**What the exercise asks**:
Read the data and repeat it in full, exactly.

◆ ◆ ◆ ◆ ◆ ◆ ◆

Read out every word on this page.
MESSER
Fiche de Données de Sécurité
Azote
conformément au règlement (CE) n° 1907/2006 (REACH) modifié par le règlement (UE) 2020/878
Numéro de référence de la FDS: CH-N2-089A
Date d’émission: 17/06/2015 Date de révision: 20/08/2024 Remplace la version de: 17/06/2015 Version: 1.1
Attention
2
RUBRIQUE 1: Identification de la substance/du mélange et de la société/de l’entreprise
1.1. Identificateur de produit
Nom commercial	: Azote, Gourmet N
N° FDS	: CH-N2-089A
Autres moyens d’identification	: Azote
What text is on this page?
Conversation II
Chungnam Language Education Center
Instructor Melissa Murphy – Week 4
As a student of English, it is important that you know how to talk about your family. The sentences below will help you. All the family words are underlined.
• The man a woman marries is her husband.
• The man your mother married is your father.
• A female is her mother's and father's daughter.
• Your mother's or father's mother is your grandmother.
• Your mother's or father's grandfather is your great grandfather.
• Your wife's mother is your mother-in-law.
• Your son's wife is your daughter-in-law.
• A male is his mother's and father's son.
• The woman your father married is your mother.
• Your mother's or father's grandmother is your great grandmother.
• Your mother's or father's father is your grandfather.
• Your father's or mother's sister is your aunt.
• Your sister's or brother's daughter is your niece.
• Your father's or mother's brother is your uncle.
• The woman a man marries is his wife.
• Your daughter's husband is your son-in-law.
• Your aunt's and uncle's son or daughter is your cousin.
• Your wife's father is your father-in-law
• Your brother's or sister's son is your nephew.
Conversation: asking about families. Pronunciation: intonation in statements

◆ ◆ ◆ ◆ ◆ ◆ ◆

**The solution**:
Read out every word on this page.
MESSER
Fiche de Données de Sécurité
Azote
conformément au règlement (CE) n° 1907/2006 (REACH) modifié par le règlement (UE) 2020/878
Numéro de référence de la FDS: CH-N2-089A
Date d’émission: 17/06/2015 Date de révision: 20/08/2024 Remplace la version de: 17/06/2015 Version: 1.1
Attention
2
RUBRIQUE 1: Identification de la substance/du mélange et de la société/de l’entreprise
1.1. Identificateur de produit
Nom commercial	: Azote, Gourmet N
N° FDS	: CH-N2-089A
Autres moyens d’identification	: Azote
What text is on this page?
Conversation II
Chungnam Language Education Center
Instructor Melissa Murphy – Week 4
As a student of English, it is important that you know how to talk about your family. The sentences below will help you. All the family words are underlined.
• The man a woman marries is her husband.
• The man your mother married is your father.
• A female is her mother's and father's daughter.
• Your mother's or father's mother is your grandmother.
• Your mother's or father's grandfather is your great grandfather.
• Your wife's mother is your mother-in-law.
• Your son's wife is your daughter-in-law.
• A male is his mother's and father's son.
• The woman your father married is your mother.
• Your mother's or father's grandmother is your great grandmother.
• Your mother's or father's father is your grandfather.
• Your father's or mother's sister is your aunt.
• Your sister's or brother's daughter is your niece.
• Your father's or mother's brother is your uncle.
• The woman a man marries is his wife.
• Your daughter's husband is your son-in-law.
• Your aunt's and uncle's son or daughter is your cousin.
• Your wife's father is your father-in-law
• Your brother's or sister's son is your nephew.
Conversation: asking about families. Pronunciation: intonation in statements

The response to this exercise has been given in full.